BEGIN RECORDS FOR THIS EXERCISE

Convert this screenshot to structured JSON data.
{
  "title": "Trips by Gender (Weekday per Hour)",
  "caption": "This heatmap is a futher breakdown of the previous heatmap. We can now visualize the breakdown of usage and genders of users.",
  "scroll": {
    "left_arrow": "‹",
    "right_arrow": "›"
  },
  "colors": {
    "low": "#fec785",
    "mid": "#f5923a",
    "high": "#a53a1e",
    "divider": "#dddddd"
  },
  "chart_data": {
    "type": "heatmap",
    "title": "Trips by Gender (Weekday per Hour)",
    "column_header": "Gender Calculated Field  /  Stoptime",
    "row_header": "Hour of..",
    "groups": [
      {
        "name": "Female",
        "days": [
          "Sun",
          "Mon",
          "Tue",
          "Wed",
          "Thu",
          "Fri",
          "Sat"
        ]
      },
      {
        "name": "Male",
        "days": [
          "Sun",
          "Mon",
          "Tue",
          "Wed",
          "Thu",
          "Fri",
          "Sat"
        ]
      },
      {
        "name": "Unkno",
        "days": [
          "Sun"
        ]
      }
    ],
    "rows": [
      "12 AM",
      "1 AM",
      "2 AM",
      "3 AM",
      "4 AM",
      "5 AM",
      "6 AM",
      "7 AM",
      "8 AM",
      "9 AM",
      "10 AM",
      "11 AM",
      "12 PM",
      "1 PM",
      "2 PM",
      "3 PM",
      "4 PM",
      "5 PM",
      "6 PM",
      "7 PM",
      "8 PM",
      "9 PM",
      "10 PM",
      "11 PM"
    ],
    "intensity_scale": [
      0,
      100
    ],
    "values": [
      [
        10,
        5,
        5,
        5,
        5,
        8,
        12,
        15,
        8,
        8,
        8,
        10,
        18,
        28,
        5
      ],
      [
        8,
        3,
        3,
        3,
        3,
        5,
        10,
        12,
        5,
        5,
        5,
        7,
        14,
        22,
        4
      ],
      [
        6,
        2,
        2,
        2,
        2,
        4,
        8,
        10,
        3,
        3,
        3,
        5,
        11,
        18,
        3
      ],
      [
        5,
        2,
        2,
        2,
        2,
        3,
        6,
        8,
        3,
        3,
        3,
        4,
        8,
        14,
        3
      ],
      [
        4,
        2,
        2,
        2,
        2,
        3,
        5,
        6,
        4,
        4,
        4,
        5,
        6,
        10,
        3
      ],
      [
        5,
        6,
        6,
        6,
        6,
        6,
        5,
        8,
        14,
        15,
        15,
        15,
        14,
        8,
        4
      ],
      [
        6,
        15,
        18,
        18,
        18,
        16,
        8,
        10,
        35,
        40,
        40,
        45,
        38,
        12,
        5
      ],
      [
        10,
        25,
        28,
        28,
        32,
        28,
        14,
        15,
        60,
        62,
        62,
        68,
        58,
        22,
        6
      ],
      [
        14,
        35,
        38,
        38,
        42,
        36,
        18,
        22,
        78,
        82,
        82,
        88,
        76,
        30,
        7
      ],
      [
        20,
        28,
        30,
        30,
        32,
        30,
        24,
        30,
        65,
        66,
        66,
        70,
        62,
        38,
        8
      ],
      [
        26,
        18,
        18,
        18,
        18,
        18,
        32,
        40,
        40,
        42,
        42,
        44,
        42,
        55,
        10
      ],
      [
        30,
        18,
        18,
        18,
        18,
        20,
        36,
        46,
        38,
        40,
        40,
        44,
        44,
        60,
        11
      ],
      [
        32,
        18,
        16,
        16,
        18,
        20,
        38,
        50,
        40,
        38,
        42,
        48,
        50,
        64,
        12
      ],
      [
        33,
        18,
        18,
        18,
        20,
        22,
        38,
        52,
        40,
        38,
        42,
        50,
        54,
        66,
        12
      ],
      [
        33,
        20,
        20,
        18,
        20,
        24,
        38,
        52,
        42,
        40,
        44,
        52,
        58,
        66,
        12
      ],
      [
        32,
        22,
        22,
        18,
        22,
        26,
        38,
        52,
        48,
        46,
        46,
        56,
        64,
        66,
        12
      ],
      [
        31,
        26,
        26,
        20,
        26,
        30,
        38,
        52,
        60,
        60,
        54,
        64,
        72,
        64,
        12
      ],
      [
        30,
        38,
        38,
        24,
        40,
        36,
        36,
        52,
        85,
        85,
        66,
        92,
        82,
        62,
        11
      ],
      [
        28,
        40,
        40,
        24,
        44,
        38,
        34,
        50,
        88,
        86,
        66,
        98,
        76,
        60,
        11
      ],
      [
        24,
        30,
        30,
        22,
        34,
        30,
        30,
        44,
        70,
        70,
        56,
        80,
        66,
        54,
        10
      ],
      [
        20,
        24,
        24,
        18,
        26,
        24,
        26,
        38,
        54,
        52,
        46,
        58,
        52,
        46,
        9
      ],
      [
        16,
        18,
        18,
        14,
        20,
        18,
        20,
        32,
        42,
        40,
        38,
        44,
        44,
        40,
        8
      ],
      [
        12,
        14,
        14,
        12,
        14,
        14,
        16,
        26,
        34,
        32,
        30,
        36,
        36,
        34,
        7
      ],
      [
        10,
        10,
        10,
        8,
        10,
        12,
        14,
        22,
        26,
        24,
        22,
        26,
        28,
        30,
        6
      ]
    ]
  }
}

END RECORDS FOR THIS EXERCISE

REQUIREMENTS:
Give the entries once more, exactly as they appear.

ANSWER TO THIS TASK:
Convert this screenshot to structured JSON data.
{
  "title": "Trips by Gender (Weekday per Hour)",
  "caption": "This heatmap is a futher breakdown of the previous heatmap. We can now visualize the breakdown of usage and genders of users.",
  "scroll": {
    "left_arrow": "‹",
    "right_arrow": "›"
  },
  "colors": {
    "low": "#fec785",
    "mid": "#f5923a",
    "high": "#a53a1e",
    "divider": "#dddddd"
  },
  "chart_data": {
    "type": "heatmap",
    "title": "Trips by Gender (Weekday per Hour)",
    "column_header": "Gender Calculated Field  /  Stoptime",
    "row_header": "Hour of..",
    "groups": [
      {
        "name": "Female",
        "days": [
          "Sun",
          "Mon",
          "Tue",
          "Wed",
          "Thu",
          "Fri",
          "Sat"
        ]
      },
      {
        "name": "Male",
        "days": [
          "Sun",
          "Mon",
          "Tue",
          "Wed",
          "Thu",
          "Fri",
          "Sat"
        ]
      },
      {
        "name": "Unkno",
        "days": [
          "Sun"
        ]
      }
    ],
    "rows": [
      "12 AM",
      "1 AM",
      "2 AM",
      "3 AM",
      "4 AM",
      "5 AM",
      "6 AM",
      "7 AM",
      "8 AM",
      "9 AM",
      "10 AM",
      "11 AM",
      "12 PM",
      "1 PM",
      "2 PM",
      "3 PM",
      "4 PM",
      "5 PM",
      "6 PM",
      "7 PM",
      "8 PM",
      "9 PM",
      "10 PM",
      "11 PM"
    ],
    "intensity_scale": [
      0,
      100
    ],
    "values": [
      [
        10,
        5,
        5,
        5,
        5,
        8,
        12,
        15,
        8,
        8,
        8,
        10,
        18,
        28,
        5
      ],
      [
        8,
        3,
        3,
        3,
        3,
        5,
        10,
        12,
        5,
        5,
        5,
        7,
        14,
        22,
        4
      ],
      [
        6,
        2,
        2,
        2,
        2,
        4,
        8,
        10,
        3,
        3,
        3,
        5,
        11,
        18,
        3
      ],
      [
        5,
        2,
        2,
        2,
        2,
        3,
        6,
        8,
        3,
        3,
        3,
        4,
        8,
        14,
        3
      ],
      [
        4,
        2,
        2,
        2,
        2,
        3,
        5,
        6,
        4,
        4,
        4,
        5,
        6,
        10,
        3
      ],
      [
        5,
        6,
        6,
        6,
        6,
        6,
        5,
        8,
        14,
        15,
        15,
        15,
        14,
        8,
        4
      ],
      [
        6,
        15,
        18,
        18,
        18,
        16,
        8,
        10,
        35,
        40,
        40,
        45,
        38,
        12,
        5
      ],
      [
        10,
        25,
        28,
        28,
        32,
        28,
        14,
        15,
        60,
        62,
        62,
        68,
        58,
        22,
        6
      ],
      [
        14,
        35,
        38,
        38,
        42,
        36,
        18,
        22,
        78,
        82,
        82,
        88,
        76,
        30,
        7
      ],
      [
        20,
        28,
        30,
        30,
        32,
        30,
        24,
        30,
        65,
        66,
        66,
        70,
        62,
        38,
        8
      ],
      [
        26,
        18,
        18,
        18,
        18,
        18,
        32,
        40,
        40,
        42,
        42,
        44,
        42,
        55,
        10
      ],
      [
        30,
        18,
        18,
        18,
        18,
        20,
        36,
        46,
        38,
        40,
        40,
        44,
        44,
        60,
        11
      ],
      [
        32,
        18,
        16,
        16,
        18,
        20,
        38,
        50,
        40,
        38,
        42,
        48,
        50,
        64,
        12
      ],
      [
        33,
        18,
        18,
        18,
        20,
        22,
        38,
        52,
        40,
        38,
        42,
        50,
        54,
        66,
        12
      ],
      [
        33,
        20,
        20,
        18,
        20,
        24,
        38,
        52,
        42,
        40,
        44,
        52,
        58,
        66,
        12
      ],
      [
        32,
        22,
        22,
        18,
        22,
        26,
        38,
        52,
        48,
        46,
        46,
        56,
        64,
        66,
        12
      ],
      [
        31,
        26,
        26,
        20,
        26,
        30,
        38,
        52,
        60,
        60,
        54,
        64,
        72,
        64,
        12
      ],
      [
        30,
        38,
        38,
        24,
        40,
        36,
        36,
        52,
        85,
        85,
        66,
        92,
        82,
        62,
        11
      ],
      [
        28,
        40,
        40,
        24,
        44,
        38,
        34,
        50,
        88,
        86,
        66,
        98,
        76,
        60,
        11
      ],
      [
        24,
        30,
        30,
        22,
        34,
        30,
        30,
        44,
        70,
        70,
        56,
        80,
        66,
        54,
        10
      ],
      [
        20,
        24,
        24,
        18,
        26,
        24,
        26,
        38,
        54,
        52,
        46,
        58,
        52,
        46,
        9
      ],
      [
        16,
        18,
        18,
        14,
        20,
        18,
        20,
        32,
        42,
        40,
        38,
        44,
        44,
        40,
        8
      ],
      [
        12,
        14,
        14,
        12,
        14,
        14,
        16,
        26,
        34,
        32,
        30,
        36,
        36,
        34,
        7
      ],
      [
        10,
        10,
        10,
        8,
        10,
        12,
        14,
        22,
        26,
        24,
        22,
        26,
        28,
        30,
        6
      ]
    ]
  }
}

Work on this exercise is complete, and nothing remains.